§ Given instruction a: Echo the full court opinion word for word.

§ Supplied passage:
Opinion
NOT TO BE PUBLISHED
APPEAL from the Superior Court of San Bernardino County Nos. J214087, J214088, Marsha Slough, Judge. Affirmed.
Linda Rehm, under appointment by the Court of Appeal, for Defendant and Appellant.
Ruth E. Stringer, County Counsel, and Danielle E. Wuchenich, Deputy County Counsel, for Plaintiff and Respondent.
Jacquelyn E. Gentry, under appointment by the Court of Appeal, for Minors.
OPINION
RAMIREZ, P.J.
Defendant and appellant L.A. (Mother) is the mother of two boys, E.G., and I.G., (children) who were removed from her care at the ages of one and three, respectively. Mother argues the juvenile court erred when it terminated her parental rights and freed the children for adoption by their foster mother at a hearing held pursuant to Welfare and Institutions Code section 366.26. Specifically, Mother argues the juvenile court should have declined to terminate her parental rights under the parental benefit exception to the preference for adoption, found at section 366.26, subdivision (c)(1)(B)(i). As discussed below, we conclude that Mother waived this argument by failing to raise it below, and, in any case, it has no merit. Thus, we affirm the juvenile court’s orders terminating Mother’s parental rights and freeing the children for adoption.
All section references are to the Welfare and Institutions Code unless otherwise indicated.

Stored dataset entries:
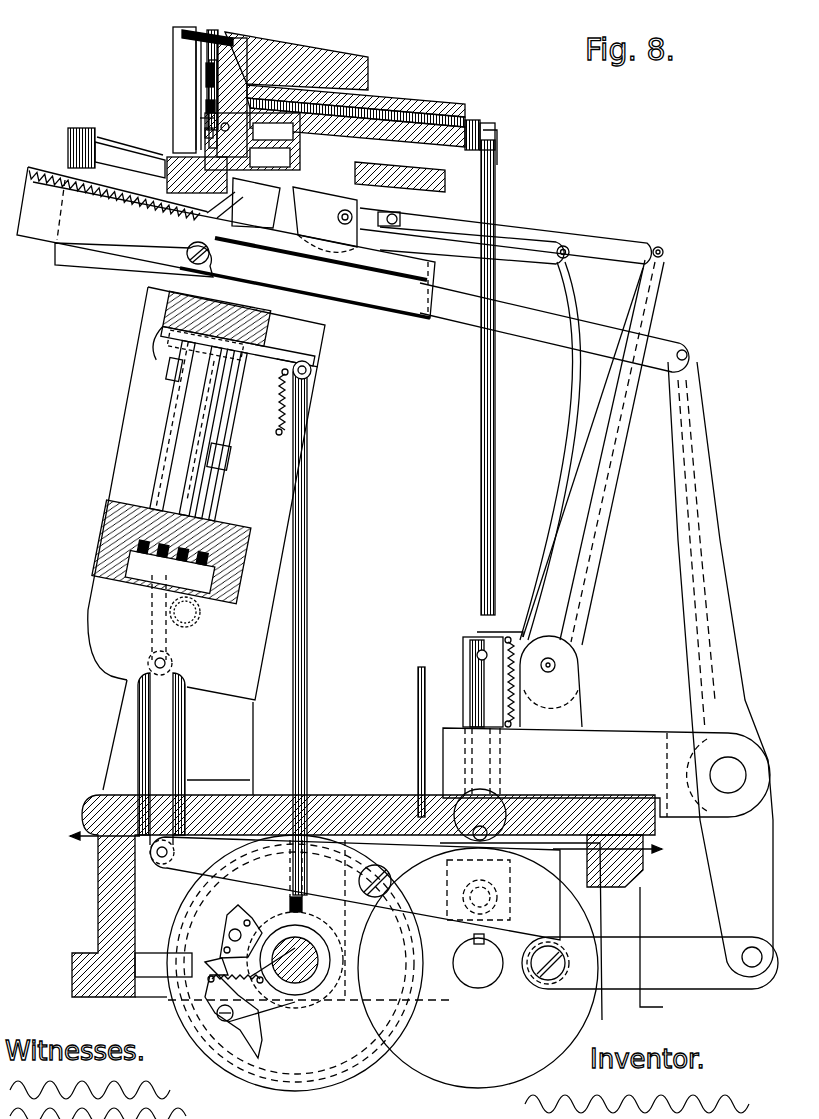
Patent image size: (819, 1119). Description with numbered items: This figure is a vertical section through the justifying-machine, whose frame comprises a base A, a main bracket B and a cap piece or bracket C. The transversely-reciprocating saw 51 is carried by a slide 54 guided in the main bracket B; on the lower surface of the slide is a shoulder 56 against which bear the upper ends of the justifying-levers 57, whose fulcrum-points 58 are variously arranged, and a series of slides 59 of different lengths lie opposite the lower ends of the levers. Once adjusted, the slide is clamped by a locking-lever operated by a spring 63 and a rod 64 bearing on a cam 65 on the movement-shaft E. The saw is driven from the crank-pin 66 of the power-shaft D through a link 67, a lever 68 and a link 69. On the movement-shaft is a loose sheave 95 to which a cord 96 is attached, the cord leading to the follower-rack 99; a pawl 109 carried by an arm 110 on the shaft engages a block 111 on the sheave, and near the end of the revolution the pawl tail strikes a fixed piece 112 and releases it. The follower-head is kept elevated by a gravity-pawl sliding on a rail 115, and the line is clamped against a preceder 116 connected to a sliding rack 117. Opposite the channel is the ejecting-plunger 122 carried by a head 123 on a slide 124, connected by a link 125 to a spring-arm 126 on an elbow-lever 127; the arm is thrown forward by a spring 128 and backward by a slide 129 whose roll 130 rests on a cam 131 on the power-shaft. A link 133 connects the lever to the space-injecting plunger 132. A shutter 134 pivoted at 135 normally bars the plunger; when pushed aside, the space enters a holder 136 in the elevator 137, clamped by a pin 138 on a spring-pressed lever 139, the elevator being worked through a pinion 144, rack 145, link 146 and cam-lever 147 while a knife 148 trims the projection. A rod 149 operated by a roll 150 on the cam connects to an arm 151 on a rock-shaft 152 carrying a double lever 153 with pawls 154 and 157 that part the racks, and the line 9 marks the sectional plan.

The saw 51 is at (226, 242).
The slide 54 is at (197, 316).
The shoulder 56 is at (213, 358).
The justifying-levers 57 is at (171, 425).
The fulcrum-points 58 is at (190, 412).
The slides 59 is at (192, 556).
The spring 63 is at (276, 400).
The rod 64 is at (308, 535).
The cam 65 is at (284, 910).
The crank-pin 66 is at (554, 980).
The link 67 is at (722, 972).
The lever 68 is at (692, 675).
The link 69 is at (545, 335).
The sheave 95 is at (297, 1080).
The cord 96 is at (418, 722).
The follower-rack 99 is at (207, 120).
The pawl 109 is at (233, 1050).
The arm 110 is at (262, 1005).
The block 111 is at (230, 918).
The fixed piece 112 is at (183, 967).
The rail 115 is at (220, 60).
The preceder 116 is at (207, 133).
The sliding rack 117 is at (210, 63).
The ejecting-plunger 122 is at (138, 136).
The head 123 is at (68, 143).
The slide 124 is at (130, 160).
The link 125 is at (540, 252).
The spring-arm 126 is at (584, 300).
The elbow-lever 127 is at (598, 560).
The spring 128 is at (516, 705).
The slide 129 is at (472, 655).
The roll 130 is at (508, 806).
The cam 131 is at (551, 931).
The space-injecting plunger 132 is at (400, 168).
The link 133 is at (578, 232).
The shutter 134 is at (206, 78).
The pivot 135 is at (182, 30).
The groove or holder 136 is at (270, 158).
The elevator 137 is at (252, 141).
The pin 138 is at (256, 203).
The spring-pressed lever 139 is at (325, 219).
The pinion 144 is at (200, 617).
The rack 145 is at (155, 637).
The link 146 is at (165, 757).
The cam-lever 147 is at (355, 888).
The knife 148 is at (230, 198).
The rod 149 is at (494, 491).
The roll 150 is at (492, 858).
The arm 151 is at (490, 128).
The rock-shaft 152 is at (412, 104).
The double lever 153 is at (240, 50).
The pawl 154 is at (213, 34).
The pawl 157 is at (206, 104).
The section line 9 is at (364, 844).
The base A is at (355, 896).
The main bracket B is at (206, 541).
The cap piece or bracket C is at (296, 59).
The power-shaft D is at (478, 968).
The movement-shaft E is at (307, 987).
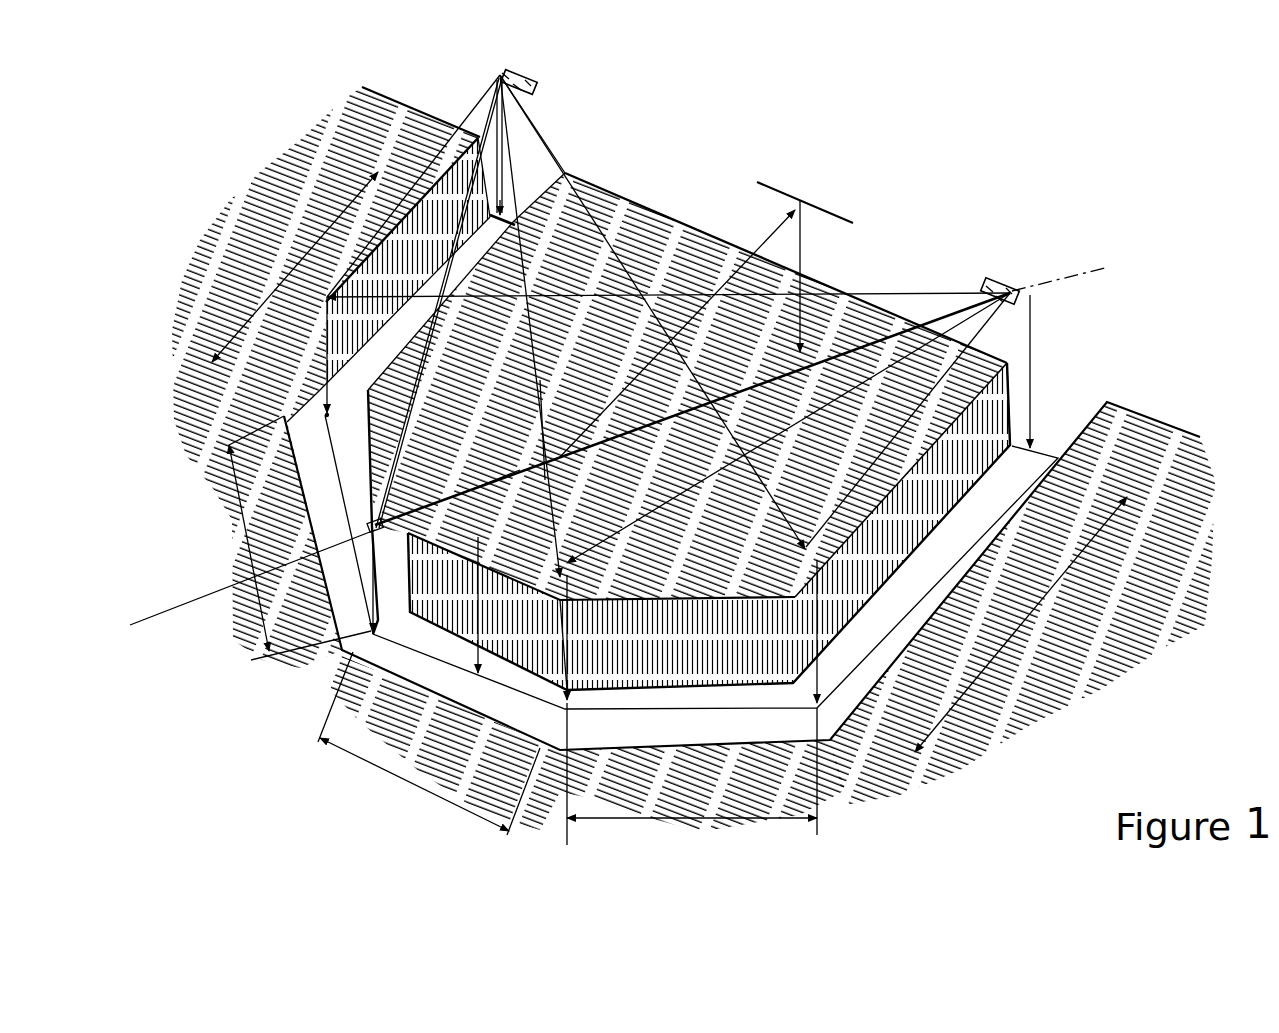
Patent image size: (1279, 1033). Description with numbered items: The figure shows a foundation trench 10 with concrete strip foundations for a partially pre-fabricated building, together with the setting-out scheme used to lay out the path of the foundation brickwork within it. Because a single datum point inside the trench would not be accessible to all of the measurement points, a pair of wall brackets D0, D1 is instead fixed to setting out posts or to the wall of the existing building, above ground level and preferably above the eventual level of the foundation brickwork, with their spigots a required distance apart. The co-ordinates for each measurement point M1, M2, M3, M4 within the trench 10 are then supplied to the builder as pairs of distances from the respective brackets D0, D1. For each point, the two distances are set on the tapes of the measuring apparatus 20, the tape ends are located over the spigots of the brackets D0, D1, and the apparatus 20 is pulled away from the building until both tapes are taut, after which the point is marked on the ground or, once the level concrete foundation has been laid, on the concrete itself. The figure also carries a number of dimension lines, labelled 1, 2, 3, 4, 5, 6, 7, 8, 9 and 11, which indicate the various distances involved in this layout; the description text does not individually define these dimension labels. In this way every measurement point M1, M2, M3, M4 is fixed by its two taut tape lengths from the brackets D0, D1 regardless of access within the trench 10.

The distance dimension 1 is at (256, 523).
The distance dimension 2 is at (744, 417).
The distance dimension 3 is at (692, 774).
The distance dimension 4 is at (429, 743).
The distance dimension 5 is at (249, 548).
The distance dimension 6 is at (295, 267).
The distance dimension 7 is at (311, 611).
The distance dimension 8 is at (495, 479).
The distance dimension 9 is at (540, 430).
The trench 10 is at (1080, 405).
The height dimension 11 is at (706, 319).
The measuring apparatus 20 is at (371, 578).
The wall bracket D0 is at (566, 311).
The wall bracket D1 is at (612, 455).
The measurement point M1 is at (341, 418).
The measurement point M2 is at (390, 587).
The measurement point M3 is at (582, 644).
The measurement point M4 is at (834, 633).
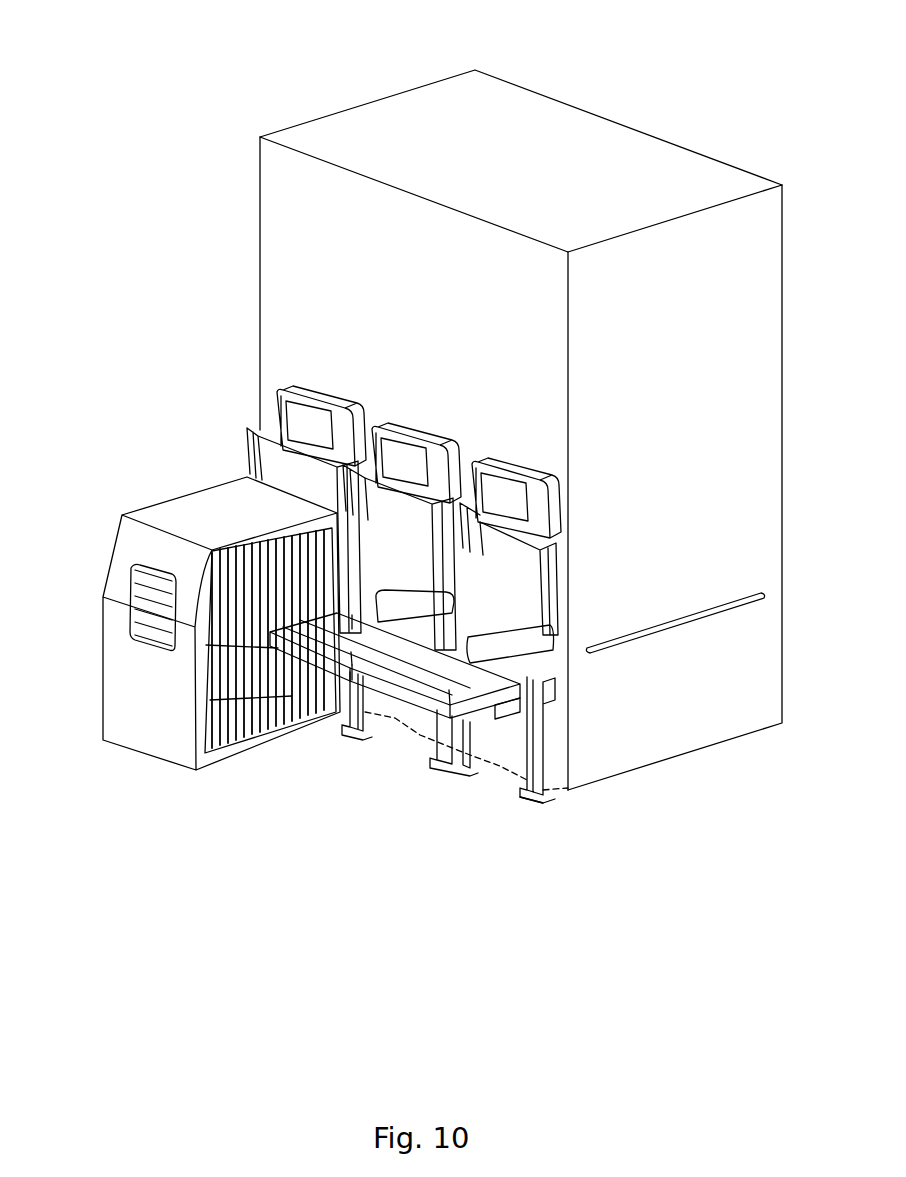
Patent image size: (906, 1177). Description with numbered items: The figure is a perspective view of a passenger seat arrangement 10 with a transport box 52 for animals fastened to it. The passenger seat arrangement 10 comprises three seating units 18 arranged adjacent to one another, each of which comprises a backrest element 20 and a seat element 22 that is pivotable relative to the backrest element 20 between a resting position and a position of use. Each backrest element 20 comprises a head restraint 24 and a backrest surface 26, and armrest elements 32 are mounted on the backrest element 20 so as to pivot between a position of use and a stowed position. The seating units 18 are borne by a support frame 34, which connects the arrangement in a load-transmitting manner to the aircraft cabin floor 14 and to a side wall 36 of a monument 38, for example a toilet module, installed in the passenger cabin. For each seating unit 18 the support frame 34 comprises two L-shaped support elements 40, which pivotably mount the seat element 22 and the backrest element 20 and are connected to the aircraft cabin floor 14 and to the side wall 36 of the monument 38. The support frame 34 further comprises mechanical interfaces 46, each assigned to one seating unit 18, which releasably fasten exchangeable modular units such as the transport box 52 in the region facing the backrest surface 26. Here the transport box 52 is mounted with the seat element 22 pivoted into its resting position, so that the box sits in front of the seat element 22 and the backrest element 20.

§ Given instruction b: Duplicate the entries from their first line through the line containing "The justifying-levers 57 is at (171, 425).", including both ends, and leave the pictures out.

§ Task result a:
Opinion
NOT TO BE PUBLISHED
APPEAL from the Superior Court of San Bernardino County Nos. J214087, J214088, Marsha Slough, Judge. Affirmed.
Linda Rehm, under appointment by the Court of Appeal, for Defendant and Appellant.
Ruth E. Stringer, County Counsel, and Danielle E. Wuchenich, Deputy County Counsel, for Plaintiff and Respondent.
Jacquelyn E. Gentry, under appointment by the Court of Appeal, for Minors.
OPINION
RAMIREZ, P.J.
Defendant and appellant L.A. (Mother) is the mother of two boys, E.G., and I.G., (children) who were removed from her care at the ages of one and three, respectively. Mother argues the juvenile court erred when it terminated her parental rights and freed the children for adoption by their foster mother at a hearing held pursuant to Welfare and Institutions Code section 366.26. Specifically, Mother argues the juvenile court should have declined to terminate her parental rights under the parental benefit exception to the preference for adoption, found at section 366.26, subdivision (c)(1)(B)(i). As discussed below, we conclude that Mother waived this argument by failing to raise it below, and, in any case, it has no merit. Thus, we affirm the juvenile court’s orders terminating Mother’s parental rights and freeing the children for adoption.
All section references are to the Welfare and Institutions Code unless otherwise indicated.

§ Task result b:
Patent image size: (819, 1119). Description with numbered items: This figure is a vertical section through the justifying-machine, whose frame comprises a base A, a main bracket B and a cap piece or bracket C. The transversely-reciprocating saw 51 is carried by a slide 54 guided in the main bracket B; on the lower surface of the slide is a shoulder 56 against which bear the upper ends of the justifying-levers 57, whose fulcrum-points 58 are variously arranged, and a series of slides 59 of different lengths lie opposite the lower ends of the levers. Once adjusted, the slide is clamped by a locking-lever operated by a spring 63 and a rod 64 bearing on a cam 65 on the movement-shaft E. The saw is driven from the crank-pin 66 of the power-shaft D through a link 67, a lever 68 and a link 69. On the movement-shaft is a loose sheave 95 to which a cord 96 is attached, the cord leading to the follower-rack 99; a pawl 109 carried by an arm 110 on the shaft engages a block 111 on the sheave, and near the end of the revolution the pawl tail strikes a fixed piece 112 and releases it. The follower-head is kept elevated by a gravity-pawl sliding on a rail 115, and the line is clamped against a preceder 116 connected to a sliding rack 117. Opposite the channel is the ejecting-plunger 122 carried by a head 123 on a slide 124, connected by a link 125 to a spring-arm 126 on an elbow-lever 127; the arm is thrown forward by a spring 128 and backward by a slide 129 whose roll 130 rests on a cam 131 on the power-shaft. A link 133 connects the lever to the space-injecting plunger 132. A shutter 134 pivoted at 135 normally bars the plunger; when pushed aside, the space enters a holder 136 in the elevator 137, clamped by a pin 138 on a spring-pressed lever 139, the elevator being worked through a pinion 144, rack 145, link 146 and cam-lever 147 while a knife 148 trims the projection. A rod 149 operated by a roll 150 on the cam connects to an arm 151 on a rock-shaft 152 carrying a double lever 153 with pawls 154 and 157 that part the racks, and the line 9 marks the sectional plan.

The saw 51 is at (226, 242).
The slide 54 is at (197, 316).
The shoulder 56 is at (213, 358).
The justifying-levers 57 is at (171, 425).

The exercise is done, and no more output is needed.